• **Goal of the exercise**:
Pictures do not belong in the copy; restate the records below word for word.

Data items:
__________

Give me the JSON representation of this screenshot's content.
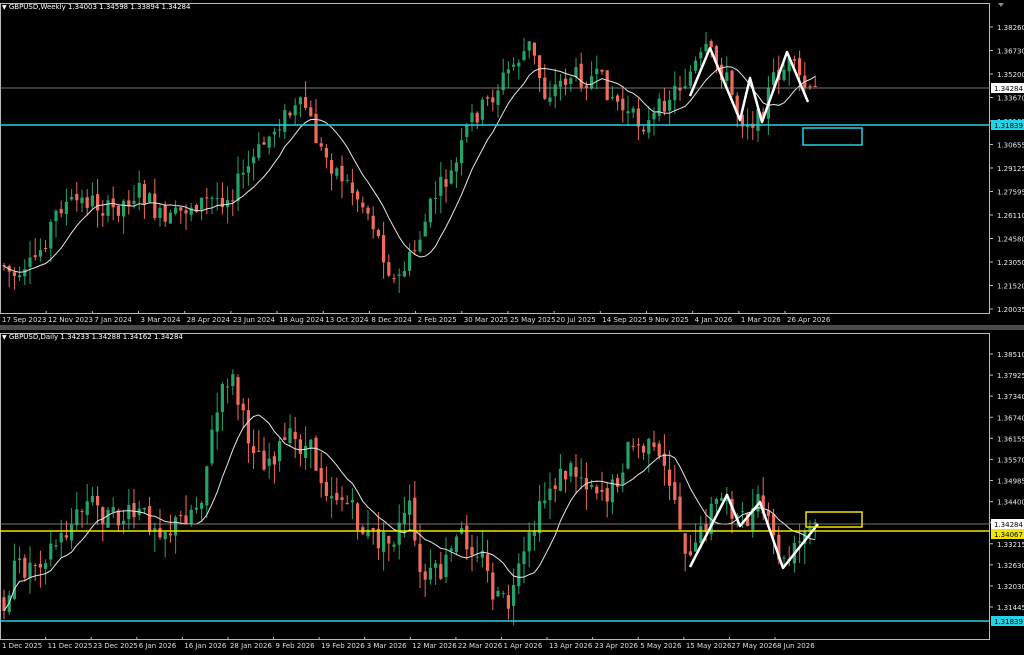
{
  "colors": {
    "background": "#000000",
    "bull": "#26a269",
    "bear": "#ef6b5a",
    "ma": "#e6e6e6",
    "grid_frame": "#bbbbbb",
    "cyan": "#22d3e6",
    "yellow": "#f2e600",
    "pattern": "#ffffff"
  },
  "weekly": {
    "title": "GBPUSD,Weekly  1.34003 1.34598 1.33894 1.34284",
    "price_axis": [
      "1.38260",
      "1.36730",
      "1.35200",
      "1.33670",
      "1.32185",
      "1.30655",
      "1.29125",
      "1.27595",
      "1.26110",
      "1.24580",
      "1.23050",
      "1.21520",
      "1.20035"
    ],
    "current_price_tag": "1.34284",
    "level_tag": "1.31839",
    "date_axis": [
      "17 Sep 2023",
      "12 Nov 2023",
      "7 Jan 2024",
      "3 Mar 2024",
      "28 Apr 2024",
      "23 Jun 2024",
      "18 Aug 2024",
      "13 Oct 2024",
      "8 Dec 2024",
      "2 Feb 2025",
      "30 Mar 2025",
      "25 May 2025",
      "20 Jul 2025",
      "14 Sep 2025",
      "9 Nov 2025",
      "4 Jan 2026",
      "1 Mar 2026",
      "26 Apr 2026"
    ]
  },
  "daily": {
    "title": "GBPUSD,Daily  1.34233 1.34288 1.34162 1.34284",
    "price_axis": [
      "1.38510",
      "1.37925",
      "1.37340",
      "1.36740",
      "1.36155",
      "1.35570",
      "1.34985",
      "1.34400",
      "1.33800",
      "1.33215",
      "1.32630",
      "1.32030",
      "1.31445"
    ],
    "current_price_tag": "1.34284",
    "level_tag_yellow": "1.34067",
    "level_tag_cyan": "1.31839",
    "date_axis": [
      "1 Dec 2025",
      "11 Dec 2025",
      "23 Dec 2025",
      "6 Jan 2026",
      "16 Jan 2026",
      "28 Jan 2026",
      "9 Feb 2026",
      "19 Feb 2026",
      "3 Mar 2026",
      "12 Mar 2026",
      "22 Mar 2026",
      "1 Apr 2026",
      "13 Apr 2026",
      "23 Apr 2026",
      "5 May 2026",
      "15 May 2026",
      "27 May 2026",
      "8 Jun 2026"
    ]
  }
}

__________

• **Task result**:
Give me the JSON representation of this screenshot's content.
{
  "colors": {
    "background": "#000000",
    "bull": "#26a269",
    "bear": "#ef6b5a",
    "ma": "#e6e6e6",
    "grid_frame": "#bbbbbb",
    "cyan": "#22d3e6",
    "yellow": "#f2e600",
    "pattern": "#ffffff"
  },
  "weekly": {
    "title": "GBPUSD,Weekly  1.34003 1.34598 1.33894 1.34284",
    "price_axis": [
      "1.38260",
      "1.36730",
      "1.35200",
      "1.33670",
      "1.32185",
      "1.30655",
      "1.29125",
      "1.27595",
      "1.26110",
      "1.24580",
      "1.23050",
      "1.21520",
      "1.20035"
    ],
    "current_price_tag": "1.34284",
    "level_tag": "1.31839",
    "date_axis": [
      "17 Sep 2023",
      "12 Nov 2023",
      "7 Jan 2024",
      "3 Mar 2024",
      "28 Apr 2024",
      "23 Jun 2024",
      "18 Aug 2024",
      "13 Oct 2024",
      "8 Dec 2024",
      "2 Feb 2025",
      "30 Mar 2025",
      "25 May 2025",
      "20 Jul 2025",
      "14 Sep 2025",
      "9 Nov 2025",
      "4 Jan 2026",
      "1 Mar 2026",
      "26 Apr 2026"
    ]
  },
  "daily": {
    "title": "GBPUSD,Daily  1.34233 1.34288 1.34162 1.34284",
    "price_axis": [
      "1.38510",
      "1.37925",
      "1.37340",
      "1.36740",
      "1.36155",
      "1.35570",
      "1.34985",
      "1.34400",
      "1.33800",
      "1.33215",
      "1.32630",
      "1.32030",
      "1.31445"
    ],
    "current_price_tag": "1.34284",
    "level_tag_yellow": "1.34067",
    "level_tag_cyan": "1.31839",
    "date_axis": [
      "1 Dec 2025",
      "11 Dec 2025",
      "23 Dec 2025",
      "6 Jan 2026",
      "16 Jan 2026",
      "28 Jan 2026",
      "9 Feb 2026",
      "19 Feb 2026",
      "3 Mar 2026",
      "12 Mar 2026",
      "22 Mar 2026",
      "1 Apr 2026",
      "13 Apr 2026",
      "23 Apr 2026",
      "5 May 2026",
      "15 May 2026",
      "27 May 2026",
      "8 Jun 2026"
    ]
  }
}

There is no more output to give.